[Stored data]
[Start]

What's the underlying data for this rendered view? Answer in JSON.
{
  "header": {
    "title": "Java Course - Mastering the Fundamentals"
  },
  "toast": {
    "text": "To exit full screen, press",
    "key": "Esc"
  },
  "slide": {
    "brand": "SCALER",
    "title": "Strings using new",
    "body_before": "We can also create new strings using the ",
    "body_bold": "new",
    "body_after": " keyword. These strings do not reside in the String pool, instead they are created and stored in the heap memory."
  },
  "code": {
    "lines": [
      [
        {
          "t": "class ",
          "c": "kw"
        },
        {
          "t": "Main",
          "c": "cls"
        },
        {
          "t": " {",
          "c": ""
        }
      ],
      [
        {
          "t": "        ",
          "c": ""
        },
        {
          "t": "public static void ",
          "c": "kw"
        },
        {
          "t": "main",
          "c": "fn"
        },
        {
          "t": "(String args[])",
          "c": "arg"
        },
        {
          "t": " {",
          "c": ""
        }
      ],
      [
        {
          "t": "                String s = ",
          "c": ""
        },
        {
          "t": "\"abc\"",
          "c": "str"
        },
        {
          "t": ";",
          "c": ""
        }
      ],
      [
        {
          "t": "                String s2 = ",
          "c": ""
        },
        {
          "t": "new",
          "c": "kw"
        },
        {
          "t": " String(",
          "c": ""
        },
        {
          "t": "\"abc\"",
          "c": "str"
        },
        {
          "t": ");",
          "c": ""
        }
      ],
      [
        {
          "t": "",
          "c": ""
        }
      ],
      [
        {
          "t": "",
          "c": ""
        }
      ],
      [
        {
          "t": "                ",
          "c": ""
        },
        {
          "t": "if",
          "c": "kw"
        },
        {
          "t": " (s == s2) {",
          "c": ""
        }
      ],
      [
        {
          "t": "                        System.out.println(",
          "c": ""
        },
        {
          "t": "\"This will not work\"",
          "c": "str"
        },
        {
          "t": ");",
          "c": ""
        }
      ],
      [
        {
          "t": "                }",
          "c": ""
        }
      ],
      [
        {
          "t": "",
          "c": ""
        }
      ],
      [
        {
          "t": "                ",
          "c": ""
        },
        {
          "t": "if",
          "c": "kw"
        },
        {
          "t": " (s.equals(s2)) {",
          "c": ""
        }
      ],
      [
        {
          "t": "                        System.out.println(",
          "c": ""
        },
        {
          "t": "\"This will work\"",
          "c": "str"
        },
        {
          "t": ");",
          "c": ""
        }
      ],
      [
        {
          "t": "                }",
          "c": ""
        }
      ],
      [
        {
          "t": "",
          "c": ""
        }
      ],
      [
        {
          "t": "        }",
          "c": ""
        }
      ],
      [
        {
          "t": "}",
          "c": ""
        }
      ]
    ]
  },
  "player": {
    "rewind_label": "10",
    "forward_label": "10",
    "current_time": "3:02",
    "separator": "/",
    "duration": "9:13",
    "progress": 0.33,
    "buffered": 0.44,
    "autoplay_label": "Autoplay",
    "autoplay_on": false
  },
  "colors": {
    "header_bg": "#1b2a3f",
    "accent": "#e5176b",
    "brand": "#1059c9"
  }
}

[End]

EXERCISE AIM: Extract the full listing and reproduce each line exactly.

RESPONSE BELOW:
What's the underlying data for this rendered view? Answer in JSON.
{
  "header": {
    "title": "Java Course - Mastering the Fundamentals"
  },
  "toast": {
    "text": "To exit full screen, press",
    "key": "Esc"
  },
  "slide": {
    "brand": "SCALER",
    "title": "Strings using new",
    "body_before": "We can also create new strings using the ",
    "body_bold": "new",
    "body_after": " keyword. These strings do not reside in the String pool, instead they are created and stored in the heap memory."
  },
  "code": {
    "lines": [
      [
        {
          "t": "class ",
          "c": "kw"
        },
        {
          "t": "Main",
          "c": "cls"
        },
        {
          "t": " {",
          "c": ""
        }
      ],
      [
        {
          "t": "        ",
          "c": ""
        },
        {
          "t": "public static void ",
          "c": "kw"
        },
        {
          "t": "main",
          "c": "fn"
        },
        {
          "t": "(String args[])",
          "c": "arg"
        },
        {
          "t": " {",
          "c": ""
        }
      ],
      [
        {
          "t": "                String s = ",
          "c": ""
        },
        {
          "t": "\"abc\"",
          "c": "str"
        },
        {
          "t": ";",
          "c": ""
        }
      ],
      [
        {
          "t": "                String s2 = ",
          "c": ""
        },
        {
          "t": "new",
          "c": "kw"
        },
        {
          "t": " String(",
          "c": ""
        },
        {
          "t": "\"abc\"",
          "c": "str"
        },
        {
          "t": ");",
          "c": ""
        }
      ],
      [
        {
          "t": "",
          "c": ""
        }
      ],
      [
        {
          "t": "",
          "c": ""
        }
      ],
      [
        {
          "t": "                ",
          "c": ""
        },
        {
          "t": "if",
          "c": "kw"
        },
        {
          "t": " (s == s2) {",
          "c": ""
        }
      ],
      [
        {
          "t": "                        System.out.println(",
          "c": ""
        },
        {
          "t": "\"This will not work\"",
          "c": "str"
        },
        {
          "t": ");",
          "c": ""
        }
      ],
      [
        {
          "t": "                }",
          "c": ""
        }
      ],
      [
        {
          "t": "",
          "c": ""
        }
      ],
      [
        {
          "t": "                ",
          "c": ""
        },
        {
          "t": "if",
          "c": "kw"
        },
        {
          "t": " (s.equals(s2)) {",
          "c": ""
        }
      ],
      [
        {
          "t": "                        System.out.println(",
          "c": ""
        },
        {
          "t": "\"This will work\"",
          "c": "str"
        },
        {
          "t": ");",
          "c": ""
        }
      ],
      [
        {
          "t": "                }",
          "c": ""
        }
      ],
      [
        {
          "t": "",
          "c": ""
        }
      ],
      [
        {
          "t": "        }",
          "c": ""
        }
      ],
      [
        {
          "t": "}",
          "c": ""
        }
      ]
    ]
  },
  "player": {
    "rewind_label": "10",
    "forward_label": "10",
    "current_time": "3:02",
    "separator": "/",
    "duration": "9:13",
    "progress": 0.33,
    "buffered": 0.44,
    "autoplay_label": "Autoplay",
    "autoplay_on": false
  },
  "colors": {
    "header_bg": "#1b2a3f",
    "accent": "#e5176b",
    "brand": "#1059c9"
  }
}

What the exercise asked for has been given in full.